All of the lines below are to be transcribed faithfully, with pictures excluded from the copy.

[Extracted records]
────────────────
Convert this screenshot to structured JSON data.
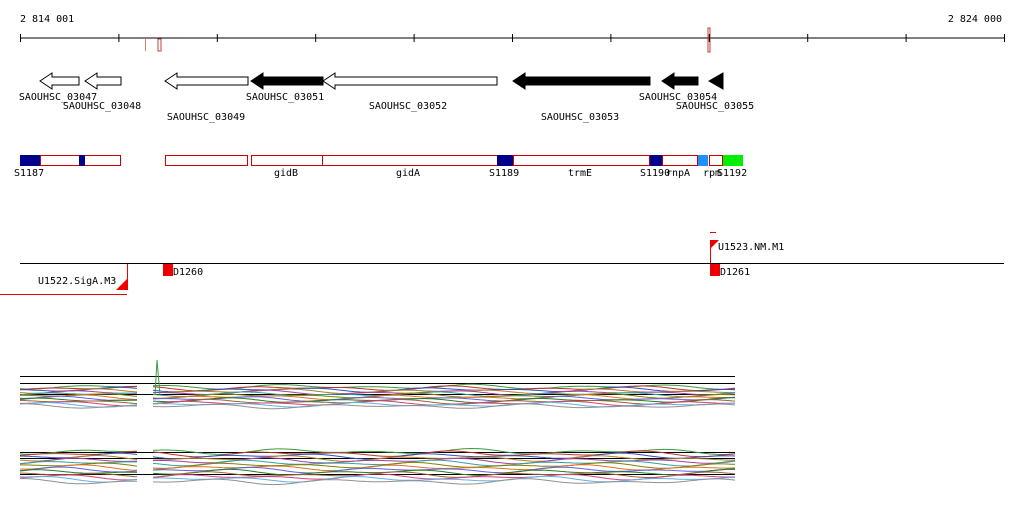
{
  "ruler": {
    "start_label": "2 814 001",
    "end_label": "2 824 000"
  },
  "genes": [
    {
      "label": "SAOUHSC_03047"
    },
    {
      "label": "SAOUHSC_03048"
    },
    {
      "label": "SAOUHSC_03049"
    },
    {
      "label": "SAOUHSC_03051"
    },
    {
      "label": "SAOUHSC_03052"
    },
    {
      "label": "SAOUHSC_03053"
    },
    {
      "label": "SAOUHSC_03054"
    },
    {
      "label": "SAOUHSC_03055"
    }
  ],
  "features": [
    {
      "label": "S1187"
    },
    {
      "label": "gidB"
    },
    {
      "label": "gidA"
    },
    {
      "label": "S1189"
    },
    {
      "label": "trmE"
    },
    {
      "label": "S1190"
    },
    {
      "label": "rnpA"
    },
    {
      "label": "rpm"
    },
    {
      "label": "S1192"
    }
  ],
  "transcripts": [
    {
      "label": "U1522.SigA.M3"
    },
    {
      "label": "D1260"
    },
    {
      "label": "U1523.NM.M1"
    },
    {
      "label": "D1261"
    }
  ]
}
────────────────
▶ ANSWER SPACE
Convert this screenshot to structured JSON data.
{
  "ruler": {
    "start_label": "2 814 001",
    "end_label": "2 824 000"
  },
  "genes": [
    {
      "label": "SAOUHSC_03047"
    },
    {
      "label": "SAOUHSC_03048"
    },
    {
      "label": "SAOUHSC_03049"
    },
    {
      "label": "SAOUHSC_03051"
    },
    {
      "label": "SAOUHSC_03052"
    },
    {
      "label": "SAOUHSC_03053"
    },
    {
      "label": "SAOUHSC_03054"
    },
    {
      "label": "SAOUHSC_03055"
    }
  ],
  "features": [
    {
      "label": "S1187"
    },
    {
      "label": "gidB"
    },
    {
      "label": "gidA"
    },
    {
      "label": "S1189"
    },
    {
      "label": "trmE"
    },
    {
      "label": "S1190"
    },
    {
      "label": "rnpA"
    },
    {
      "label": "rpm"
    },
    {
      "label": "S1192"
    }
  ],
  "transcripts": [
    {
      "label": "U1522.SigA.M3"
    },
    {
      "label": "D1260"
    },
    {
      "label": "U1523.NM.M1"
    },
    {
      "label": "D1261"
    }
  ]
}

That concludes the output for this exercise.